▸ What to work on: Copy out the complete listing, word for word.

▸ Extracted information:

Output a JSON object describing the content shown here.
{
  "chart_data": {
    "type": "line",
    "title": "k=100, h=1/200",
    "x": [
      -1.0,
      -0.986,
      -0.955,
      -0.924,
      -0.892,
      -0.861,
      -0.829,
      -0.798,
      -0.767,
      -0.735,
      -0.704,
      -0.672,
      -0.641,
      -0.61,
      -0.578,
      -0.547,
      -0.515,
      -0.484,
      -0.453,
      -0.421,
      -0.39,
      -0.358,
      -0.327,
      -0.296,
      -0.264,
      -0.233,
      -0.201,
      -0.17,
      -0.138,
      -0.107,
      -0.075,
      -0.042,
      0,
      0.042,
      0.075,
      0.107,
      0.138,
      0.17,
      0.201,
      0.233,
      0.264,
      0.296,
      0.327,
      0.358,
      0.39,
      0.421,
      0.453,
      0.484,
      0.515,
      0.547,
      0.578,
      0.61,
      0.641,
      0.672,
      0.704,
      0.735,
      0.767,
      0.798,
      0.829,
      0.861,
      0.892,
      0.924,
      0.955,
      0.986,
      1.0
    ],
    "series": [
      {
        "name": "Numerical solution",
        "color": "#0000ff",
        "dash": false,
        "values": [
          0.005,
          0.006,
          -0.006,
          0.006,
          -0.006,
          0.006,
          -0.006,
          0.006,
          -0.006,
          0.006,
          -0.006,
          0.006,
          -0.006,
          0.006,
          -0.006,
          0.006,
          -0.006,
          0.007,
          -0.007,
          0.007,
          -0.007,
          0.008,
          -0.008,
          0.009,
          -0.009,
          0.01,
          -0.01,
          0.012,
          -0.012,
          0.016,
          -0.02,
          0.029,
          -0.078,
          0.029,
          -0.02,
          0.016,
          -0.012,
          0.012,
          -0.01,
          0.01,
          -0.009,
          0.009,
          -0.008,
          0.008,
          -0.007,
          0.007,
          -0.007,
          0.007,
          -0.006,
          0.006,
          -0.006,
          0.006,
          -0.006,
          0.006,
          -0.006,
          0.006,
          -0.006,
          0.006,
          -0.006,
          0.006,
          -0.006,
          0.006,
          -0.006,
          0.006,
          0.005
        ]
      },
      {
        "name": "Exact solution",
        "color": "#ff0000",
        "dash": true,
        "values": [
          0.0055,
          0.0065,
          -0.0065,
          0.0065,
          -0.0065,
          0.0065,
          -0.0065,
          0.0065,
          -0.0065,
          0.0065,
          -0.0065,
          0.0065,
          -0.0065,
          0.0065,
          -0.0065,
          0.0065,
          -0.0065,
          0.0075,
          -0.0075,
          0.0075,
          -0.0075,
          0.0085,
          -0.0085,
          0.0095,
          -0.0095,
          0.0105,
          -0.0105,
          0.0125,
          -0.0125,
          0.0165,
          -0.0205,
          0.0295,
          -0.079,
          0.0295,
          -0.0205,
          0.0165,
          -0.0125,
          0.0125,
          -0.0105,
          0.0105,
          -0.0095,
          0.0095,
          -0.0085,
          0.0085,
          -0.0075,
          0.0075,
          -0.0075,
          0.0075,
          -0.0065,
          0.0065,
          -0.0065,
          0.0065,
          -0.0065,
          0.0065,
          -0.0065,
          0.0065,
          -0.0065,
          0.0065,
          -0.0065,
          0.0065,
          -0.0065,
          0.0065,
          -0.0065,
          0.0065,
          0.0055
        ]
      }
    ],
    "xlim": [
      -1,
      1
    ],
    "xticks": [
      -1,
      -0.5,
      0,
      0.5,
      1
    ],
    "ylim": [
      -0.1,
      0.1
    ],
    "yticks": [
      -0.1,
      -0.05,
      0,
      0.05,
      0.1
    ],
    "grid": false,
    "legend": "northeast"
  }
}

▸ Reply:
Output a JSON object describing the content shown here.
{
  "chart_data": {
    "type": "line",
    "title": "k=100, h=1/200",
    "x": [
      -1.0,
      -0.986,
      -0.955,
      -0.924,
      -0.892,
      -0.861,
      -0.829,
      -0.798,
      -0.767,
      -0.735,
      -0.704,
      -0.672,
      -0.641,
      -0.61,
      -0.578,
      -0.547,
      -0.515,
      -0.484,
      -0.453,
      -0.421,
      -0.39,
      -0.358,
      -0.327,
      -0.296,
      -0.264,
      -0.233,
      -0.201,
      -0.17,
      -0.138,
      -0.107,
      -0.075,
      -0.042,
      0,
      0.042,
      0.075,
      0.107,
      0.138,
      0.17,
      0.201,
      0.233,
      0.264,
      0.296,
      0.327,
      0.358,
      0.39,
      0.421,
      0.453,
      0.484,
      0.515,
      0.547,
      0.578,
      0.61,
      0.641,
      0.672,
      0.704,
      0.735,
      0.767,
      0.798,
      0.829,
      0.861,
      0.892,
      0.924,
      0.955,
      0.986,
      1.0
    ],
    "series": [
      {
        "name": "Numerical solution",
        "color": "#0000ff",
        "dash": false,
        "values": [
          0.005,
          0.006,
          -0.006,
          0.006,
          -0.006,
          0.006,
          -0.006,
          0.006,
          -0.006,
          0.006,
          -0.006,
          0.006,
          -0.006,
          0.006,
          -0.006,
          0.006,
          -0.006,
          0.007,
          -0.007,
          0.007,
          -0.007,
          0.008,
          -0.008,
          0.009,
          -0.009,
          0.01,
          -0.01,
          0.012,
          -0.012,
          0.016,
          -0.02,
          0.029,
          -0.078,
          0.029,
          -0.02,
          0.016,
          -0.012,
          0.012,
          -0.01,
          0.01,
          -0.009,
          0.009,
          -0.008,
          0.008,
          -0.007,
          0.007,
          -0.007,
          0.007,
          -0.006,
          0.006,
          -0.006,
          0.006,
          -0.006,
          0.006,
          -0.006,
          0.006,
          -0.006,
          0.006,
          -0.006,
          0.006,
          -0.006,
          0.006,
          -0.006,
          0.006,
          0.005
        ]
      },
      {
        "name": "Exact solution",
        "color": "#ff0000",
        "dash": true,
        "values": [
          0.0055,
          0.0065,
          -0.0065,
          0.0065,
          -0.0065,
          0.0065,
          -0.0065,
          0.0065,
          -0.0065,
          0.0065,
          -0.0065,
          0.0065,
          -0.0065,
          0.0065,
          -0.0065,
          0.0065,
          -0.0065,
          0.0075,
          -0.0075,
          0.0075,
          -0.0075,
          0.0085,
          -0.0085,
          0.0095,
          -0.0095,
          0.0105,
          -0.0105,
          0.0125,
          -0.0125,
          0.0165,
          -0.0205,
          0.0295,
          -0.079,
          0.0295,
          -0.0205,
          0.0165,
          -0.0125,
          0.0125,
          -0.0105,
          0.0105,
          -0.0095,
          0.0095,
          -0.0085,
          0.0085,
          -0.0075,
          0.0075,
          -0.0075,
          0.0075,
          -0.0065,
          0.0065,
          -0.0065,
          0.0065,
          -0.0065,
          0.0065,
          -0.0065,
          0.0065,
          -0.0065,
          0.0065,
          -0.0065,
          0.0065,
          -0.0065,
          0.0065,
          -0.0065,
          0.0065,
          0.0055
        ]
      }
    ],
    "xlim": [
      -1,
      1
    ],
    "xticks": [
      -1,
      -0.5,
      0,
      0.5,
      1
    ],
    "ylim": [
      -0.1,
      0.1
    ],
    "yticks": [
      -0.1,
      -0.05,
      0,
      0.05,
      0.1
    ],
    "grid": false,
    "legend": "northeast"
  }
}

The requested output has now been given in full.